Problem statement: Every entry should be repeated exactly. Omit the pictures.

[begin Dataset rows]

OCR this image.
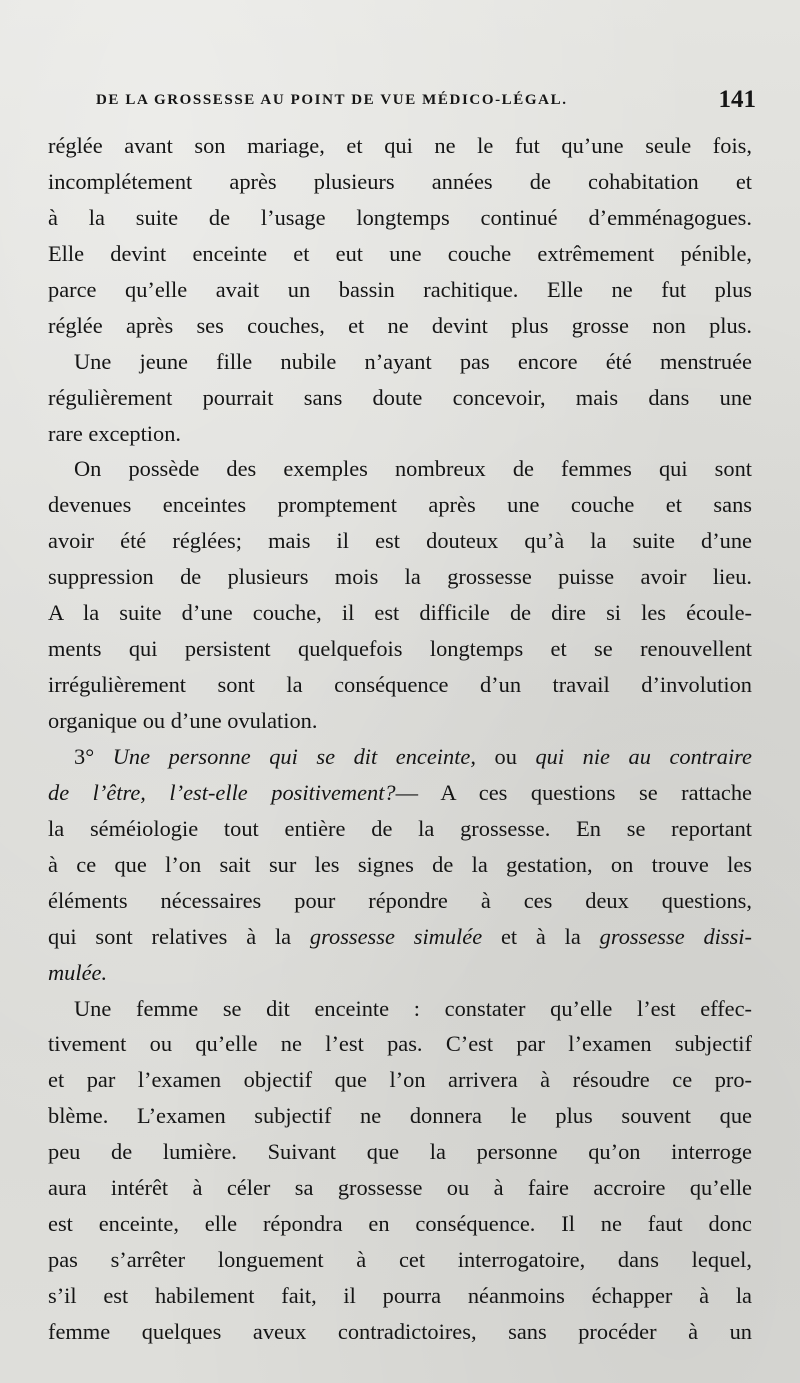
DE LA GROSSESSE AU POINT DE VUE MÉDICO-LÉGAL.	141
réglée avant son mariage, et qui ne le fut qu’une seule fois,
incomplétement après plusieurs années de cohabitation et
à la suite de l’usage longtemps continué d’emménagogues.
Elle devint enceinte et eut une couche extrêmement pénible,
parce qu’elle avait un bassin rachitique. Elle ne fut plus
réglée après ses couches, et ne devint plus grosse non plus.
Une jeune fille nubile n’ayant pas encore été menstruée
régulièrement pourrait sans doute concevoir, mais dans une
rare exception.
On possède des exemples nombreux de femmes qui sont
devenues enceintes promptement après une couche et sans
avoir été réglées; mais il est douteux qu’à la suite d’une
suppression de plusieurs mois la grossesse puisse avoir lieu.
A la suite d’une couche, il est difficile de dire si les écoule-
ments qui persistent quelquefois longtemps et se renouvellent
irrégulièrement sont la conséquence d’un travail d’involution
organique ou d’une ovulation.
3° Une personne qui se dit enceinte, ou qui nie au contraire
de l’être, l’est-elle positivement?— A ces questions se rattache
la séméiologie tout entière de la grossesse. En se reportant
à ce que l’on sait sur les signes de la gestation, on trouve les
éléments nécessaires pour répondre à ces deux questions,
qui sont relatives à la grossesse simulée et à la grossesse dissi-
mulée.
Une femme se dit enceinte : constater qu’elle l’est effec-
tivement ou qu’elle ne l’est pas. C’est par l’examen subjectif
et par l’examen objectif que l’on arrivera à résoudre ce pro-
blème. L’examen subjectif ne donnera le plus souvent que
peu de lumière. Suivant que la personne qu’on interroge
aura intérêt à céler sa grossesse ou à faire accroire qu’elle
est enceinte, elle répondra en conséquence. Il ne faut donc
pas s’arrêter longuement à cet interrogatoire, dans lequel,
s’il est habilement fait, il pourra néanmoins échapper à la
femme quelques aveux contradictoires, sans procéder à un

[end Dataset rows]

Exercise response:
OCR this image.
DE LA GROSSESSE AU POINT DE VUE MÉDICO-LÉGAL.	141
réglée avant son mariage, et qui ne le fut qu’une seule fois,
incomplétement après plusieurs années de cohabitation et
à la suite de l’usage longtemps continué d’emménagogues.
Elle devint enceinte et eut une couche extrêmement pénible,
parce qu’elle avait un bassin rachitique. Elle ne fut plus
réglée après ses couches, et ne devint plus grosse non plus.
Une jeune fille nubile n’ayant pas encore été menstruée
régulièrement pourrait sans doute concevoir, mais dans une
rare exception.
On possède des exemples nombreux de femmes qui sont
devenues enceintes promptement après une couche et sans
avoir été réglées; mais il est douteux qu’à la suite d’une
suppression de plusieurs mois la grossesse puisse avoir lieu.
A la suite d’une couche, il est difficile de dire si les écoule-
ments qui persistent quelquefois longtemps et se renouvellent
irrégulièrement sont la conséquence d’un travail d’involution
organique ou d’une ovulation.
3° Une personne qui se dit enceinte, ou qui nie au contraire
de l’être, l’est-elle positivement?— A ces questions se rattache
la séméiologie tout entière de la grossesse. En se reportant
à ce que l’on sait sur les signes de la gestation, on trouve les
éléments nécessaires pour répondre à ces deux questions,
qui sont relatives à la grossesse simulée et à la grossesse dissi-
mulée.
Une femme se dit enceinte : constater qu’elle l’est effec-
tivement ou qu’elle ne l’est pas. C’est par l’examen subjectif
et par l’examen objectif que l’on arrivera à résoudre ce pro-
blème. L’examen subjectif ne donnera le plus souvent que
peu de lumière. Suivant que la personne qu’on interroge
aura intérêt à céler sa grossesse ou à faire accroire qu’elle
est enceinte, elle répondra en conséquence. Il ne faut donc
pas s’arrêter longuement à cet interrogatoire, dans lequel,
s’il est habilement fait, il pourra néanmoins échapper à la
femme quelques aveux contradictoires, sans procéder à un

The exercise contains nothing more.